§ **PROBLEMS TO SOLVE**:
[a] In the indoor herb garden guide, rewrite everything from "While you can" down to "the herb garden.", changing "Mediterranean" to "Italian".
[b] According to the indoor herb garden guide, what pest can chervil avoid by being grown indoors?

§ **EXTRACT PROVIDED**:
________________________

How to Start an Indoor Herb Garden Easily | Indoor Gardening (2024)

There are many reasons for learning how to start an indoor herb garden. First of all, an indoor herb garden lets you have fresh, organic herbs whenever you want them. Secondly, herbs add flavor, color, fragrance, and important nutrients to your food. Additionally, an indoor herb garden is an attractive, charming way to make a home look and smell more natural and inviting.

Many herbs are incredibly easy to grow indoors, and it’s a rewarding, money-saving activity. Here’s how to start an indoor herb garden.

How to Start an Indoor Herb Garden: The Best Herbs

While you can grow nearly any herb indoors if you are dedicated enough, it’s a good idea to start your indoor herb garden with herbs that grow well together.

These herbs are an excellent choice for beginning an indoor herb garden because they are popular in foods and recipes, tolerate growing in indoor containers. Because they grow in very similar light and water conditions, so your garden can thrive right away. If you are looking to start an indoor herb garden, the easiest would be to buy an indoor herb kit.

Here are some of the best choices for herbs to grow indoors:

Basil

Basil is a staple in Mediterranean and Thai cuisine and is best and most fragrant when used fresh rather than dried. It’s easy to cultivate indoors, tolerant of some neglect, and a staple of the herb garden.

Chervil

Chervil is essential in French cuisine and grows well indoors, where it can avoid predation from slugs, who are attracted to this plant. It’s a cool-season plant and will enjoy being shaded by other plants in an indoor herb garden.

Chives

Chives are beautiful and incredibly easy to grow, providing a wonderful flavor to all kinds of dishes. They also freeze well, making them simple to use all year long.

Cilantro/Coriander

Coriander is a delicate, tender green that you can use in traditional recipes from many countries. If allowed to go to seed, the plant produces coriander seeds. You can easily dry, grind, and use them differently from the leaves and stems. In many Asian countries, coriander roots are also a valued ingredient.

________________________

§ **DATASET CONTENT**:

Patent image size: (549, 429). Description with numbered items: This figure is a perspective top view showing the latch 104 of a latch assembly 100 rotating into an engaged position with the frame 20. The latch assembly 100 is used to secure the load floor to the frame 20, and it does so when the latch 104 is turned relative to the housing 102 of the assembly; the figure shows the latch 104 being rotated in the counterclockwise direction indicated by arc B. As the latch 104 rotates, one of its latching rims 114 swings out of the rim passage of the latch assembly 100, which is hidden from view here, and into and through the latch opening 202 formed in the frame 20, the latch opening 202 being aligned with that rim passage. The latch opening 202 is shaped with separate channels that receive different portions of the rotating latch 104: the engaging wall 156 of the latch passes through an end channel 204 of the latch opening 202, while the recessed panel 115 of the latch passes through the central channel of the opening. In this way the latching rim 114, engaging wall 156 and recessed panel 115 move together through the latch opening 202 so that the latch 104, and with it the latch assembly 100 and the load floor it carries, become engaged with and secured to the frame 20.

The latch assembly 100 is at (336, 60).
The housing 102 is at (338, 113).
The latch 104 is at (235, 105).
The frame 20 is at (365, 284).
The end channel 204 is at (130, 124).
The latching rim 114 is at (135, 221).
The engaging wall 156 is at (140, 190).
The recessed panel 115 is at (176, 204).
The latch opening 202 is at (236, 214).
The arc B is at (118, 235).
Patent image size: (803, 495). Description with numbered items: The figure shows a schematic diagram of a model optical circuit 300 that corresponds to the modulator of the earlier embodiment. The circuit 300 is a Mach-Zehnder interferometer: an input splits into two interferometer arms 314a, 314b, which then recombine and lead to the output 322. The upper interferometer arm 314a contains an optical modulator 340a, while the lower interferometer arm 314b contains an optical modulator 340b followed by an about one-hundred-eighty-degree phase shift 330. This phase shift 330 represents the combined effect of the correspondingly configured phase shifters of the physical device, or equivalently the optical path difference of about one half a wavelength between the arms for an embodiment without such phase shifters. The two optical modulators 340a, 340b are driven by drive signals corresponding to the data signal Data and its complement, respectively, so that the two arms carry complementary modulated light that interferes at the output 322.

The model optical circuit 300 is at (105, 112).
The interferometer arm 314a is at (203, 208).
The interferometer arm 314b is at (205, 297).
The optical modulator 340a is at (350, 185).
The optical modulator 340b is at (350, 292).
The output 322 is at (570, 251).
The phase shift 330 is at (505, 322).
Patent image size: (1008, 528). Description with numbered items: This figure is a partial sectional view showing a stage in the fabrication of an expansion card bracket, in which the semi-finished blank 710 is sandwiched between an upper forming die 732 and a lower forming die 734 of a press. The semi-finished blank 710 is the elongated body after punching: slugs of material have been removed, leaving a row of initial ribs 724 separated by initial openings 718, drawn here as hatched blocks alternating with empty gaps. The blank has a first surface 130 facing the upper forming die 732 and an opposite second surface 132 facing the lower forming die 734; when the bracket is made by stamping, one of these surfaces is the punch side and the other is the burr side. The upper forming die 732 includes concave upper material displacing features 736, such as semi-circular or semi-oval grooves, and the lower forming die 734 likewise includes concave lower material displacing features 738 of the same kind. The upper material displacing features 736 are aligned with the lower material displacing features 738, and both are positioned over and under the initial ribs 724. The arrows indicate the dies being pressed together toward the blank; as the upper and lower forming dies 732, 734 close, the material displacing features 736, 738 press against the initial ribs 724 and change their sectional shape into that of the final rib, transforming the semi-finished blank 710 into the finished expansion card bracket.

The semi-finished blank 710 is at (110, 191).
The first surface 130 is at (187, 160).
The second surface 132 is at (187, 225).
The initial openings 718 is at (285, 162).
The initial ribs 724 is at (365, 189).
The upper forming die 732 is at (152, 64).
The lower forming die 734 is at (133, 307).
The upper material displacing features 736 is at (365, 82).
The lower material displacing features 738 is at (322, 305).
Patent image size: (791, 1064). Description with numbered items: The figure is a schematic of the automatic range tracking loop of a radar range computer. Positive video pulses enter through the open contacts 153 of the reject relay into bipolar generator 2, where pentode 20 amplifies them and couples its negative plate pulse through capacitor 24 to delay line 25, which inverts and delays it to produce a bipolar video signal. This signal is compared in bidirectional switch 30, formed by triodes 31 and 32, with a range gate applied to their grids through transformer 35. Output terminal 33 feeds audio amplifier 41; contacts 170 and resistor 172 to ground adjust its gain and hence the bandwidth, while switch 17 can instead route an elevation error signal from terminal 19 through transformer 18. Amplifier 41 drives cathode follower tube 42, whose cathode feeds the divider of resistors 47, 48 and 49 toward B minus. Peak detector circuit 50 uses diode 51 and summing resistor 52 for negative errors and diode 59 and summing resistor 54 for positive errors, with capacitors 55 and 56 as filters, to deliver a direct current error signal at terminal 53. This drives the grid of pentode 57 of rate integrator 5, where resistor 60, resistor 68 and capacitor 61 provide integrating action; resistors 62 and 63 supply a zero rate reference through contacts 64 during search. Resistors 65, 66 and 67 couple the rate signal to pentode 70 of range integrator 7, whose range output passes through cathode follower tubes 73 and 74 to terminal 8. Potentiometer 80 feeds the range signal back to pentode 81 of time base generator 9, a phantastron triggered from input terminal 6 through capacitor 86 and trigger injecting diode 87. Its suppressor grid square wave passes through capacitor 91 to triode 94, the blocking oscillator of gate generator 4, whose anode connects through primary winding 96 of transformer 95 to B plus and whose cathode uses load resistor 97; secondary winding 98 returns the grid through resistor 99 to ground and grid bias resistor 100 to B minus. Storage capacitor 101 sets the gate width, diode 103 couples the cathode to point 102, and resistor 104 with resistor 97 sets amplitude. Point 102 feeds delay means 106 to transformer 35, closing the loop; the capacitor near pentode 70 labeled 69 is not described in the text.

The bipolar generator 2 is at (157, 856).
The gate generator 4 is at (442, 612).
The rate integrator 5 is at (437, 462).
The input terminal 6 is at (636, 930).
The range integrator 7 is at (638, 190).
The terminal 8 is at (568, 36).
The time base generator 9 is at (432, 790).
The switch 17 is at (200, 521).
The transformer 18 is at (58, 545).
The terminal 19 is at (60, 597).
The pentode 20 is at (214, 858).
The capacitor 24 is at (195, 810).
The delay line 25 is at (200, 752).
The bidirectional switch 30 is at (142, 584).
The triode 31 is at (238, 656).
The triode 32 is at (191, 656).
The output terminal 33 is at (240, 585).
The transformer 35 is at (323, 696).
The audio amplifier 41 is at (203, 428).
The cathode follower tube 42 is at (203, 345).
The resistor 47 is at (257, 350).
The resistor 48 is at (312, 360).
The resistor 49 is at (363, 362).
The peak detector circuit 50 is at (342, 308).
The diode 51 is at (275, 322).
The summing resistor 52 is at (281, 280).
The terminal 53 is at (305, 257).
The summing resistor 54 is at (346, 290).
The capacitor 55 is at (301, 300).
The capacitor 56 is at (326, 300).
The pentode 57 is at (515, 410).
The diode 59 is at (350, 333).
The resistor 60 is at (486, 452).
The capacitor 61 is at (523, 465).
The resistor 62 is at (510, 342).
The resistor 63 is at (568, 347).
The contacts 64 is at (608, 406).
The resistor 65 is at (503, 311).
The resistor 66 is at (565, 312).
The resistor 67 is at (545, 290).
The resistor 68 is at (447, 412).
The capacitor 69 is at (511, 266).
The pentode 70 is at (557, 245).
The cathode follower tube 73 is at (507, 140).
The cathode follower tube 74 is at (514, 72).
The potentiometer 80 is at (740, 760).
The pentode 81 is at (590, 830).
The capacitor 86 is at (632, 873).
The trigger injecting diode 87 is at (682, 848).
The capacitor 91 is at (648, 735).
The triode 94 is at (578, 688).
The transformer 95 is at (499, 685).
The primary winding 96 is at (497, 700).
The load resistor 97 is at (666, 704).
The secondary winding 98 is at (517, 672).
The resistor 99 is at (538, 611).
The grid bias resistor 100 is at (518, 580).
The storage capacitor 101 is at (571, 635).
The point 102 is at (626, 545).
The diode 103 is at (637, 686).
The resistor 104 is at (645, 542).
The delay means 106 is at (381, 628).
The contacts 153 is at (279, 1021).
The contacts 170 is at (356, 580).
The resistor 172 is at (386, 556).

________________________

§ **ANSWERS BELOW**:
[a]
While you can grow nearly any herb indoors if you are dedicated enough, it’s a good idea to start your indoor herb garden with herbs that grow well together.

These herbs are an excellent choice for beginning an indoor herb garden because they are popular in foods and recipes, tolerate growing in indoor containers. Because they grow in very similar light and water conditions, so your garden can thrive right away. If you are looking to start an indoor herb garden, the easiest would be to buy an indoor herb kit.

Here are some of the best choices for herbs to grow indoors:

Basil

Basil is a staple in Italian and Thai cuisine and is best and most fragrant when used fresh rather than dried. It’s easy to cultivate indoors, tolerant of some neglect, and a staple of the herb garden.

[b] Slugs, which are attracted to chervil.